** start **

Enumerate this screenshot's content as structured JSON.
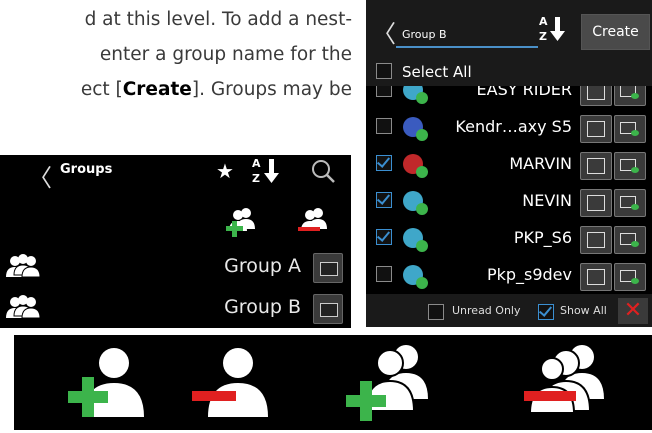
{
  "manual_text": {
    "line1": "d at this level. To add a nest-",
    "line2": " enter a group name for the",
    "line3_pre": "ect [",
    "line3_bold": "Create",
    "line3_post": "]. Groups may be"
  },
  "groups_screen": {
    "title": "Groups",
    "icons": {
      "back": "chevron-left-icon",
      "favorite": "star-icon",
      "sort": "sort-az-icon",
      "search": "search-icon",
      "add_group": "add-group-icon",
      "remove_group": "remove-group-icon"
    },
    "groups": [
      {
        "label": "Group A"
      },
      {
        "label": "Group B"
      }
    ]
  },
  "group_b_screen": {
    "group_name_value": "Group B",
    "create_label": "Create",
    "select_all_label": "Select All",
    "members": [
      {
        "name": "EASY RIDER",
        "checked": false,
        "avatar_color": "#3fa7c9"
      },
      {
        "name": "Kendr…axy S5",
        "checked": false,
        "avatar_color": "#3a5bbf"
      },
      {
        "name": "MARVIN",
        "checked": true,
        "avatar_color": "#c0282a"
      },
      {
        "name": "NEVIN",
        "checked": true,
        "avatar_color": "#3fa7c9"
      },
      {
        "name": "PKP_S6",
        "checked": true,
        "avatar_color": "#3fa7c9"
      },
      {
        "name": "Pkp_s9dev",
        "checked": false,
        "avatar_color": "#3fa7c9"
      }
    ],
    "footer": {
      "unread_only_label": "Unread Only",
      "unread_only_checked": false,
      "show_all_label": "Show All",
      "show_all_checked": true,
      "close_symbol": "✕"
    }
  },
  "legend_icons": [
    "add-user-icon",
    "remove-user-icon",
    "add-group-icon",
    "remove-group-icon"
  ],
  "colors": {
    "accent_blue": "#3b8fd1",
    "add_green": "#3cb44b",
    "remove_red": "#e02020",
    "screen_bg": "#000000"
  }
}
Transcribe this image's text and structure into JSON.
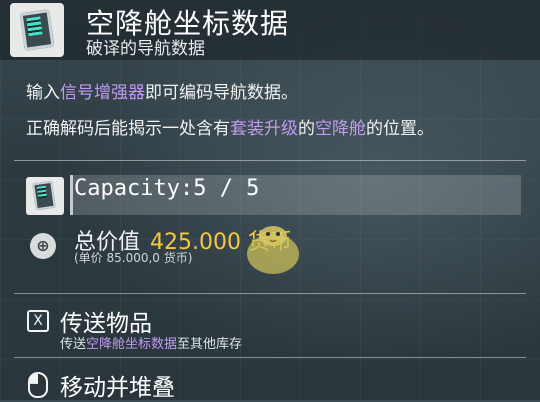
{
  "header": {
    "title": "空降舱坐标数据",
    "subtitle": "破译的导航数据",
    "icon": "navigation-data-device-icon"
  },
  "description": {
    "line1": [
      {
        "text": "输入",
        "highlight": false
      },
      {
        "text": "信号增强器",
        "highlight": true
      },
      {
        "text": "即可编码导航数据。",
        "highlight": false
      }
    ],
    "line2": [
      {
        "text": "正确解码后能揭示一处含有",
        "highlight": false
      },
      {
        "text": "套装升级",
        "highlight": true
      },
      {
        "text": "的",
        "highlight": false
      },
      {
        "text": "空降舱",
        "highlight": true
      },
      {
        "text": "的位置。",
        "highlight": false
      }
    ]
  },
  "capacity": {
    "text": "Capacity:5 / 5",
    "fraction": 1.0
  },
  "value": {
    "label": "总价值",
    "amount": "425.000 货币",
    "unit_price": "(单价 85.000,0 货币)",
    "currency_icon": "units-currency-icon"
  },
  "actions": {
    "transfer": {
      "key": "X",
      "title": "传送物品",
      "sub_pre": "传送",
      "sub_highlight": "空降舱坐标数据",
      "sub_post": "至其他库存"
    },
    "move_stack": {
      "title": "移动并堆叠",
      "icon": "mouse-click-icon"
    }
  },
  "colors": {
    "highlight": "#c29cf2",
    "amount": "#f5c842"
  }
}
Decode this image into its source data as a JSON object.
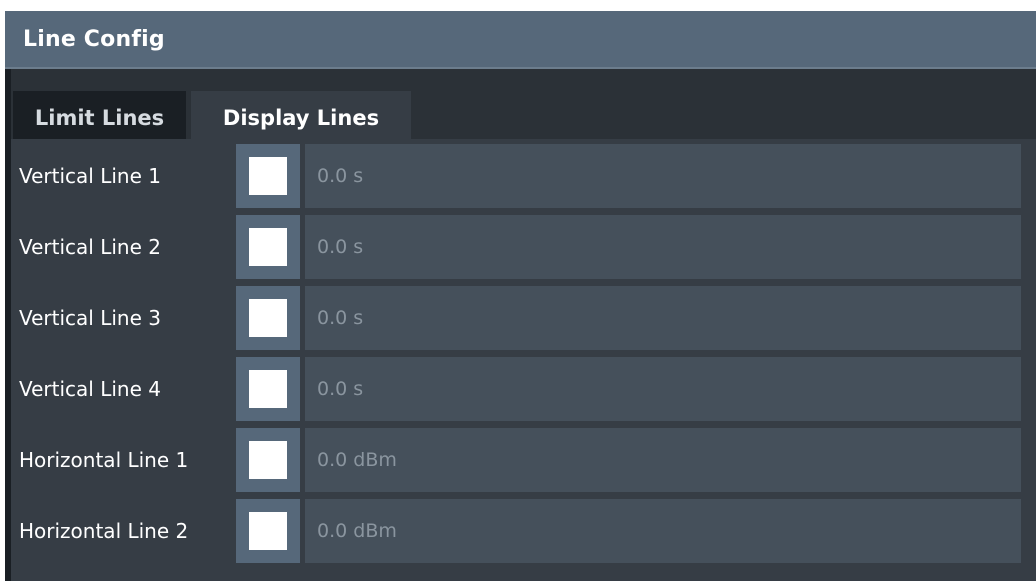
{
  "dialog": {
    "title": "Line Config"
  },
  "tabs": [
    {
      "label": "Limit Lines"
    },
    {
      "label": "Display Lines"
    }
  ],
  "lines": [
    {
      "label": "Vertical Line 1",
      "value": "0.0 s"
    },
    {
      "label": "Vertical Line 2",
      "value": "0.0 s"
    },
    {
      "label": "Vertical Line 3",
      "value": "0.0 s"
    },
    {
      "label": "Vertical Line 4",
      "value": "0.0 s"
    },
    {
      "label": "Horizontal Line 1",
      "value": "0.0 dBm"
    },
    {
      "label": "Horizontal Line 2",
      "value": "0.0 dBm"
    }
  ]
}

** end **

Leave out the pictures and repeat everything else in the records exactly.

» ANSWER TO THE TASK
Enumerate this screenshot's content as structured JSON.
{
  "manual_text": {
    "line1": "d at this level. To add a nest-",
    "line2": " enter a group name for the",
    "line3_pre": "ect [",
    "line3_bold": "Create",
    "line3_post": "]. Groups may be"
  },
  "groups_screen": {
    "title": "Groups",
    "icons": {
      "back": "chevron-left-icon",
      "favorite": "star-icon",
      "sort": "sort-az-icon",
      "search": "search-icon",
      "add_group": "add-group-icon",
      "remove_group": "remove-group-icon"
    },
    "groups": [
      {
        "label": "Group A"
      },
      {
        "label": "Group B"
      }
    ]
  },
  "group_b_screen": {
    "group_name_value": "Group B",
    "create_label": "Create",
    "select_all_label": "Select All",
    "members": [
      {
        "name": "EASY RIDER",
        "checked": false,
        "avatar_color": "#3fa7c9"
      },
      {
        "name": "Kendr…axy S5",
        "checked": false,
        "avatar_color": "#3a5bbf"
      },
      {
        "name": "MARVIN",
        "checked": true,
        "avatar_color": "#c0282a"
      },
      {
        "name": "NEVIN",
        "checked": true,
        "avatar_color": "#3fa7c9"
      },
      {
        "name": "PKP_S6",
        "checked": true,
        "avatar_color": "#3fa7c9"
      },
      {
        "name": "Pkp_s9dev",
        "checked": false,
        "avatar_color": "#3fa7c9"
      }
    ],
    "footer": {
      "unread_only_label": "Unread Only",
      "unread_only_checked": false,
      "show_all_label": "Show All",
      "show_all_checked": true,
      "close_symbol": "✕"
    }
  },
  "legend_icons": [
    "add-user-icon",
    "remove-user-icon",
    "add-group-icon",
    "remove-group-icon"
  ],
  "colors": {
    "accent_blue": "#3b8fd1",
    "add_green": "#3cb44b",
    "remove_red": "#e02020",
    "screen_bg": "#000000"
  }
}
Transcribe this image's text and structure into JSON.
{
  "header": {
    "title": "空降舱坐标数据",
    "subtitle": "破译的导航数据",
    "icon": "navigation-data-device-icon"
  },
  "description": {
    "line1": [
      {
        "text": "输入",
        "highlight": false
      },
      {
        "text": "信号增强器",
        "highlight": true
      },
      {
        "text": "即可编码导航数据。",
        "highlight": false
      }
    ],
    "line2": [
      {
        "text": "正确解码后能揭示一处含有",
        "highlight": false
      },
      {
        "text": "套装升级",
        "highlight": true
      },
      {
        "text": "的",
        "highlight": false
      },
      {
        "text": "空降舱",
        "highlight": true
      },
      {
        "text": "的位置。",
        "highlight": false
      }
    ]
  },
  "capacity": {
    "text": "Capacity:5 / 5",
    "fraction": 1.0
  },
  "value": {
    "label": "总价值",
    "amount": "425.000 货币",
    "unit_price": "(单价 85.000,0 货币)",
    "currency_icon": "units-currency-icon"
  },
  "actions": {
    "transfer": {
      "key": "X",
      "title": "传送物品",
      "sub_pre": "传送",
      "sub_highlight": "空降舱坐标数据",
      "sub_post": "至其他库存"
    },
    "move_stack": {
      "title": "移动并堆叠",
      "icon": "mouse-click-icon"
    }
  },
  "colors": {
    "highlight": "#c29cf2",
    "amount": "#f5c842"
  }
}
Decode this image into its source data as a JSON object.
{
  "dialog": {
    "title": "Line Config"
  },
  "tabs": [
    {
      "label": "Limit Lines"
    },
    {
      "label": "Display Lines"
    }
  ],
  "lines": [
    {
      "label": "Vertical Line 1",
      "value": "0.0 s"
    },
    {
      "label": "Vertical Line 2",
      "value": "0.0 s"
    },
    {
      "label": "Vertical Line 3",
      "value": "0.0 s"
    },
    {
      "label": "Vertical Line 4",
      "value": "0.0 s"
    },
    {
      "label": "Horizontal Line 1",
      "value": "0.0 dBm"
    },
    {
      "label": "Horizontal Line 2",
      "value": "0.0 dBm"
    }
  ]
}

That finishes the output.